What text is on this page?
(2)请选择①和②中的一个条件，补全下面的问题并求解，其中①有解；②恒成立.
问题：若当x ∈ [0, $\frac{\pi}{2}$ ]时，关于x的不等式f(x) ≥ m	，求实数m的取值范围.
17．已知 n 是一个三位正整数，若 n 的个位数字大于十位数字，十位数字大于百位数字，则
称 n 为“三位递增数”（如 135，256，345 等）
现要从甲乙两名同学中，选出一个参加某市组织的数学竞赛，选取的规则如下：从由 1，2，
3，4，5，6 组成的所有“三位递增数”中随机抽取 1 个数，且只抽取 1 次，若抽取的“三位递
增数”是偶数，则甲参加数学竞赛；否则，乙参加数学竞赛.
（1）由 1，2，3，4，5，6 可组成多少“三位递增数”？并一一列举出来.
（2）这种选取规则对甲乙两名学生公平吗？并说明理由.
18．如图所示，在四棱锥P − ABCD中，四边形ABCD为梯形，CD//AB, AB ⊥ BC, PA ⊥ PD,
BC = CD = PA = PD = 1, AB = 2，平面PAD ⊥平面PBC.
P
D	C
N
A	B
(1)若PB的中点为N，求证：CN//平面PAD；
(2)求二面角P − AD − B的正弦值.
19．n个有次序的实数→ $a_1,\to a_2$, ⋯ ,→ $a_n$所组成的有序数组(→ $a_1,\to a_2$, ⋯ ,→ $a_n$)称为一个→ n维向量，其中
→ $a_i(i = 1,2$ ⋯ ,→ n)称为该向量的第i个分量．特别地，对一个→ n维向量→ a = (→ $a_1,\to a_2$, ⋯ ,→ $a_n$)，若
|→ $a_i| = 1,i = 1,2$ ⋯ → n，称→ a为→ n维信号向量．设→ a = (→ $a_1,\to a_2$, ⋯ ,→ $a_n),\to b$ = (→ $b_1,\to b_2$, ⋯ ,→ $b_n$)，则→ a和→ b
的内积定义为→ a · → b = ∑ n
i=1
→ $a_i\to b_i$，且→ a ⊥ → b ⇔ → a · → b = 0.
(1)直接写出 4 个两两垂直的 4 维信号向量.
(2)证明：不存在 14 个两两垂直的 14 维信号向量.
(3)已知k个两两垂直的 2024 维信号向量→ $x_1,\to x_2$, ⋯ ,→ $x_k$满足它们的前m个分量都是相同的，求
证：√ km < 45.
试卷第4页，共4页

Problem requirements: Output the entries exactly.

Solution for this task:
What text is on this page?
(2)请选择①和②中的一个条件，补全下面的问题并求解，其中①有解；②恒成立.
问题：若当x ∈ [0, $\frac{\pi}{2}$ ]时，关于x的不等式f(x) ≥ m	，求实数m的取值范围.
17．已知 n 是一个三位正整数，若 n 的个位数字大于十位数字，十位数字大于百位数字，则
称 n 为“三位递增数”（如 135，256，345 等）
现要从甲乙两名同学中，选出一个参加某市组织的数学竞赛，选取的规则如下：从由 1，2，
3，4，5，6 组成的所有“三位递增数”中随机抽取 1 个数，且只抽取 1 次，若抽取的“三位递
增数”是偶数，则甲参加数学竞赛；否则，乙参加数学竞赛.
（1）由 1，2，3，4，5，6 可组成多少“三位递增数”？并一一列举出来.
（2）这种选取规则对甲乙两名学生公平吗？并说明理由.
18．如图所示，在四棱锥P − ABCD中，四边形ABCD为梯形，CD//AB, AB ⊥ BC, PA ⊥ PD,
BC = CD = PA = PD = 1, AB = 2，平面PAD ⊥平面PBC.
P
D	C
N
A	B
(1)若PB的中点为N，求证：CN//平面PAD；
(2)求二面角P − AD − B的正弦值.
19．n个有次序的实数→ $a_1,\to a_2$, ⋯ ,→ $a_n$所组成的有序数组(→ $a_1,\to a_2$, ⋯ ,→ $a_n$)称为一个→ n维向量，其中
→ $a_i(i = 1,2$ ⋯ ,→ n)称为该向量的第i个分量．特别地，对一个→ n维向量→ a = (→ $a_1,\to a_2$, ⋯ ,→ $a_n$)，若
|→ $a_i| = 1,i = 1,2$ ⋯ → n，称→ a为→ n维信号向量．设→ a = (→ $a_1,\to a_2$, ⋯ ,→ $a_n),\to b$ = (→ $b_1,\to b_2$, ⋯ ,→ $b_n$)，则→ a和→ b
的内积定义为→ a · → b = ∑ n
i=1
→ $a_i\to b_i$，且→ a ⊥ → b ⇔ → a · → b = 0.
(1)直接写出 4 个两两垂直的 4 维信号向量.
(2)证明：不存在 14 个两两垂直的 14 维信号向量.
(3)已知k个两两垂直的 2024 维信号向量→ $x_1,\to x_2$, ⋯ ,→ $x_k$满足它们的前m个分量都是相同的，求
证：√ km < 45.
试卷第4页，共4页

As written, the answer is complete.